> _Do this_:
Reproduce the records below exactly as given.

> _Records provided_:
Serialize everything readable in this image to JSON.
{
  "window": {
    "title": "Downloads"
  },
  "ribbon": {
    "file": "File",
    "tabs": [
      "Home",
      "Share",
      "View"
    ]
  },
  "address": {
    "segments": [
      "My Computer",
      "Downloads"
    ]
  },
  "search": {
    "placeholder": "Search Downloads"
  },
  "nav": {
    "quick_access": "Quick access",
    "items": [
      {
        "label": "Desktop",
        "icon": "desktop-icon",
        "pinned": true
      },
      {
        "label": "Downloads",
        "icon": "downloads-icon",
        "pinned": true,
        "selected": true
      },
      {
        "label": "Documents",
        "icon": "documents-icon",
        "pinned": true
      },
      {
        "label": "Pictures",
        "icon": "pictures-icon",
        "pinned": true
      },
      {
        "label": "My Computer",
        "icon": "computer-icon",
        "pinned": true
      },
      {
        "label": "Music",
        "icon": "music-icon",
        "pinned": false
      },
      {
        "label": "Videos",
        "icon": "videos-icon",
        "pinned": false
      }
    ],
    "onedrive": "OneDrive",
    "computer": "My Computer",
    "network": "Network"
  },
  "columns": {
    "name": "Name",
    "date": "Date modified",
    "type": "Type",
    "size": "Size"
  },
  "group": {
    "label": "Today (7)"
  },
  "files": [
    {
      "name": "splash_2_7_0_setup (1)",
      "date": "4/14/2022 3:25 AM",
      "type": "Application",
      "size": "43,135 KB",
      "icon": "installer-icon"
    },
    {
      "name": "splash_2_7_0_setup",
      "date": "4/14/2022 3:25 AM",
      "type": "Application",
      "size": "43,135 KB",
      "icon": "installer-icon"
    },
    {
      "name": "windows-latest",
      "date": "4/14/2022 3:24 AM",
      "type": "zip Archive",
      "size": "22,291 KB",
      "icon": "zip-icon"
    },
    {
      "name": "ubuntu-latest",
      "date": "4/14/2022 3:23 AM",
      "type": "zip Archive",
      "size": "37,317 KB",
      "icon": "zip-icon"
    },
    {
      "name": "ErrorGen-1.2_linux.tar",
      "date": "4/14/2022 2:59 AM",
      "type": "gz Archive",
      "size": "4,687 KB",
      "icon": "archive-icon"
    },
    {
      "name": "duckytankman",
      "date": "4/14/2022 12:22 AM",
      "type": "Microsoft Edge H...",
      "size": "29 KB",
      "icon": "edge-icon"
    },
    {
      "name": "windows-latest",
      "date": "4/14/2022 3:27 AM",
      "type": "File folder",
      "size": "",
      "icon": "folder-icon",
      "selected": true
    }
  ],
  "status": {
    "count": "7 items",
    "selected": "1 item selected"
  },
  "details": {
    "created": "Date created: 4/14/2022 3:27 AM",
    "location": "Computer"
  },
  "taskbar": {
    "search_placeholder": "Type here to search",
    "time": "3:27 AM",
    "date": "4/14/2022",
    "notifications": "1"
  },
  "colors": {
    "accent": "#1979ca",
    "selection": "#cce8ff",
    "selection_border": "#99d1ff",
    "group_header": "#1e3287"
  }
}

> _Reply to the task_:
Serialize everything readable in this image to JSON.
{
  "window": {
    "title": "Downloads"
  },
  "ribbon": {
    "file": "File",
    "tabs": [
      "Home",
      "Share",
      "View"
    ]
  },
  "address": {
    "segments": [
      "My Computer",
      "Downloads"
    ]
  },
  "search": {
    "placeholder": "Search Downloads"
  },
  "nav": {
    "quick_access": "Quick access",
    "items": [
      {
        "label": "Desktop",
        "icon": "desktop-icon",
        "pinned": true
      },
      {
        "label": "Downloads",
        "icon": "downloads-icon",
        "pinned": true,
        "selected": true
      },
      {
        "label": "Documents",
        "icon": "documents-icon",
        "pinned": true
      },
      {
        "label": "Pictures",
        "icon": "pictures-icon",
        "pinned": true
      },
      {
        "label": "My Computer",
        "icon": "computer-icon",
        "pinned": true
      },
      {
        "label": "Music",
        "icon": "music-icon",
        "pinned": false
      },
      {
        "label": "Videos",
        "icon": "videos-icon",
        "pinned": false
      }
    ],
    "onedrive": "OneDrive",
    "computer": "My Computer",
    "network": "Network"
  },
  "columns": {
    "name": "Name",
    "date": "Date modified",
    "type": "Type",
    "size": "Size"
  },
  "group": {
    "label": "Today (7)"
  },
  "files": [
    {
      "name": "splash_2_7_0_setup (1)",
      "date": "4/14/2022 3:25 AM",
      "type": "Application",
      "size": "43,135 KB",
      "icon": "installer-icon"
    },
    {
      "name": "splash_2_7_0_setup",
      "date": "4/14/2022 3:25 AM",
      "type": "Application",
      "size": "43,135 KB",
      "icon": "installer-icon"
    },
    {
      "name": "windows-latest",
      "date": "4/14/2022 3:24 AM",
      "type": "zip Archive",
      "size": "22,291 KB",
      "icon": "zip-icon"
    },
    {
      "name": "ubuntu-latest",
      "date": "4/14/2022 3:23 AM",
      "type": "zip Archive",
      "size": "37,317 KB",
      "icon": "zip-icon"
    },
    {
      "name": "ErrorGen-1.2_linux.tar",
      "date": "4/14/2022 2:59 AM",
      "type": "gz Archive",
      "size": "4,687 KB",
      "icon": "archive-icon"
    },
    {
      "name": "duckytankman",
      "date": "4/14/2022 12:22 AM",
      "type": "Microsoft Edge H...",
      "size": "29 KB",
      "icon": "edge-icon"
    },
    {
      "name": "windows-latest",
      "date": "4/14/2022 3:27 AM",
      "type": "File folder",
      "size": "",
      "icon": "folder-icon",
      "selected": true
    }
  ],
  "status": {
    "count": "7 items",
    "selected": "1 item selected"
  },
  "details": {
    "created": "Date created: 4/14/2022 3:27 AM",
    "location": "Computer"
  },
  "taskbar": {
    "search_placeholder": "Type here to search",
    "time": "3:27 AM",
    "date": "4/14/2022",
    "notifications": "1"
  },
  "colors": {
    "accent": "#1979ca",
    "selection": "#cce8ff",
    "selection_border": "#99d1ff",
    "group_header": "#1e3287"
  }
}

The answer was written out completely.